DO THIS: Pull out every line below that contains the word "jotta".

DATASET EXTRACT:

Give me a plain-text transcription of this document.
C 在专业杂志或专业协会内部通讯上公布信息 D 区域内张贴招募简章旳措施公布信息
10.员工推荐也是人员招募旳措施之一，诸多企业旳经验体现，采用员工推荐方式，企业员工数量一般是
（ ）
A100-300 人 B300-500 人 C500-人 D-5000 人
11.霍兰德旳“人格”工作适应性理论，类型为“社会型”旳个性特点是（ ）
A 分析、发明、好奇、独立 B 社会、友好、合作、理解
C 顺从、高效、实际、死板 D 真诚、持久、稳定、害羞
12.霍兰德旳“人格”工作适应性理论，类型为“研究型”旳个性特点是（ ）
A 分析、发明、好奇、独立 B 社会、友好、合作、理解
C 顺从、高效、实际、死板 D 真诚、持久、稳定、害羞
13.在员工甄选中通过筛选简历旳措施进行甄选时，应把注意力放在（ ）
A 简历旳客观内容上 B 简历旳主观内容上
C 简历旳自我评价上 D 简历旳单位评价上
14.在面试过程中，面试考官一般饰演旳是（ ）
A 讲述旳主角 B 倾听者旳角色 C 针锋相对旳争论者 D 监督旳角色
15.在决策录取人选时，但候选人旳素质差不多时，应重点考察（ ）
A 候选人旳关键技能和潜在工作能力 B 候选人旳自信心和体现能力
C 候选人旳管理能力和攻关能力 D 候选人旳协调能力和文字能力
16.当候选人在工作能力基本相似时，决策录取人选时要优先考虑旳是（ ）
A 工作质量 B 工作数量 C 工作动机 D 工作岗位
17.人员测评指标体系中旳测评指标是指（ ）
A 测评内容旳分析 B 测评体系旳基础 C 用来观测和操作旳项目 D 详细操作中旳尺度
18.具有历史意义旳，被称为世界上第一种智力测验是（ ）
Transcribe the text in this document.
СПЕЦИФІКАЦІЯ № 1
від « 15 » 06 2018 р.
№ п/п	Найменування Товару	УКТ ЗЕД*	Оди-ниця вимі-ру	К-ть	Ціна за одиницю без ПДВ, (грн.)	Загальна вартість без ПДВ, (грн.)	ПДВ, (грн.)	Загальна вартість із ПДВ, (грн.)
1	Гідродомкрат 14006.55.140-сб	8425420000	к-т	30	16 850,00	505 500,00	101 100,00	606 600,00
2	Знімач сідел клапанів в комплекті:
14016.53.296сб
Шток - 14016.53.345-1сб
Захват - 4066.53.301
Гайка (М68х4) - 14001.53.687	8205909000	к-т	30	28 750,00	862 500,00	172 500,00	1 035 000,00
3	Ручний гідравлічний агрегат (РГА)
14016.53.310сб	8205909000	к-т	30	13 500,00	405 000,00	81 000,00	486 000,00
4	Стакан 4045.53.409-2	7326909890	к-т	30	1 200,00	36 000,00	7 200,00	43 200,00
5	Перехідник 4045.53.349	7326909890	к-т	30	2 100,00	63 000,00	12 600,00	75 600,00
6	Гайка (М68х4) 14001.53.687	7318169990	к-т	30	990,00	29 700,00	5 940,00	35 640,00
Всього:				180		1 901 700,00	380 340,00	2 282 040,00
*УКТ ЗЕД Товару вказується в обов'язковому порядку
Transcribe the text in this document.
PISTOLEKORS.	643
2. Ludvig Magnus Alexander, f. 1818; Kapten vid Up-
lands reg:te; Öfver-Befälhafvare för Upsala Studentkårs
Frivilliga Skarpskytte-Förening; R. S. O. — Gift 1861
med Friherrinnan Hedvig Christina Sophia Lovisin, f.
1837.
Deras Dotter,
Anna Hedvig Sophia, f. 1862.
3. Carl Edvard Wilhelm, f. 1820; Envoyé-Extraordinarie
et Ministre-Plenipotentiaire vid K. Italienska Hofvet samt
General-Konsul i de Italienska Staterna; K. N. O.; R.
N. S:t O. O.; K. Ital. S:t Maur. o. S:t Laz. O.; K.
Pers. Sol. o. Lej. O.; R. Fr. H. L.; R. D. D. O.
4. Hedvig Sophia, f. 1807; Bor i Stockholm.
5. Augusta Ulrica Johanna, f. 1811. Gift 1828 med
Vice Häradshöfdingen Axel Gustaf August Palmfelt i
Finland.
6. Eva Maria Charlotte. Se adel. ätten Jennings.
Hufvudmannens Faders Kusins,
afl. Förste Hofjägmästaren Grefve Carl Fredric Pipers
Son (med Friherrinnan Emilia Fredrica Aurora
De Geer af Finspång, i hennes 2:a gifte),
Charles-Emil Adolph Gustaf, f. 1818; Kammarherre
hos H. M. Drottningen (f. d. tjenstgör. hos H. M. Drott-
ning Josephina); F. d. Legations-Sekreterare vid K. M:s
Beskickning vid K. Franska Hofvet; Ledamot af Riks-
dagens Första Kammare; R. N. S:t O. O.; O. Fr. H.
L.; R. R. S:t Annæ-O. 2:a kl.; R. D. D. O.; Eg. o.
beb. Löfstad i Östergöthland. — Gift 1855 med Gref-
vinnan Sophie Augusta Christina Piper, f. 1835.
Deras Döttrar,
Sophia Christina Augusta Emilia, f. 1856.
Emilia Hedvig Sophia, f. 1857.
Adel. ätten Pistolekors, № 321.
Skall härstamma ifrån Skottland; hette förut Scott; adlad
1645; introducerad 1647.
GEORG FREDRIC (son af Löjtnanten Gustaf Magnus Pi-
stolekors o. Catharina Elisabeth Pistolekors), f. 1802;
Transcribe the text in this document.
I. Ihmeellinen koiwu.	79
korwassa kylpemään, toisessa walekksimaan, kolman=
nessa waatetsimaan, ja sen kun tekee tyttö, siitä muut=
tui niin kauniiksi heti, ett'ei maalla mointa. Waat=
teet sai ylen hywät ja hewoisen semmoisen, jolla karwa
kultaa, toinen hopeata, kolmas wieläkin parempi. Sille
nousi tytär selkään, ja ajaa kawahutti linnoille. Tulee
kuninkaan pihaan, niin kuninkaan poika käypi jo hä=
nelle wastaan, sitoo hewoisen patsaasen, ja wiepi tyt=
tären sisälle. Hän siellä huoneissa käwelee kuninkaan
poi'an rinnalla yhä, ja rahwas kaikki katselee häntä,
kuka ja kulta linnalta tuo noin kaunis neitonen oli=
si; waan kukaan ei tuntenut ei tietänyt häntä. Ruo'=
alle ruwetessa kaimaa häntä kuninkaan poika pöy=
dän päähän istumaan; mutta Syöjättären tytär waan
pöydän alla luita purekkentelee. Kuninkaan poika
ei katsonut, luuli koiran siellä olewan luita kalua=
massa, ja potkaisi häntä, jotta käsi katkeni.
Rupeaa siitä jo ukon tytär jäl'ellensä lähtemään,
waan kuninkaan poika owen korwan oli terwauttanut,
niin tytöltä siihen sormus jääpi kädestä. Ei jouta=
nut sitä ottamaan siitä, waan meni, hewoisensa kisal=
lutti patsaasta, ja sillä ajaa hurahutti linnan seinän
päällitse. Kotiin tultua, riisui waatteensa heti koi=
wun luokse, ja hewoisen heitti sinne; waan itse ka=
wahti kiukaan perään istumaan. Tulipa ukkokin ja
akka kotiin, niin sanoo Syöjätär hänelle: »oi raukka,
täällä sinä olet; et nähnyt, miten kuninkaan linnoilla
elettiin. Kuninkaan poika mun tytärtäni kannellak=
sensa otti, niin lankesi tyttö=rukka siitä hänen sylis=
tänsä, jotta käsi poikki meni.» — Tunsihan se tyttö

EXERCISE SOLUTION:
massa, ja potkaisi häntä, jotta käsi katkeni.
tänsä, jotta käsi poikki meni.» — Tunsihan se tyttö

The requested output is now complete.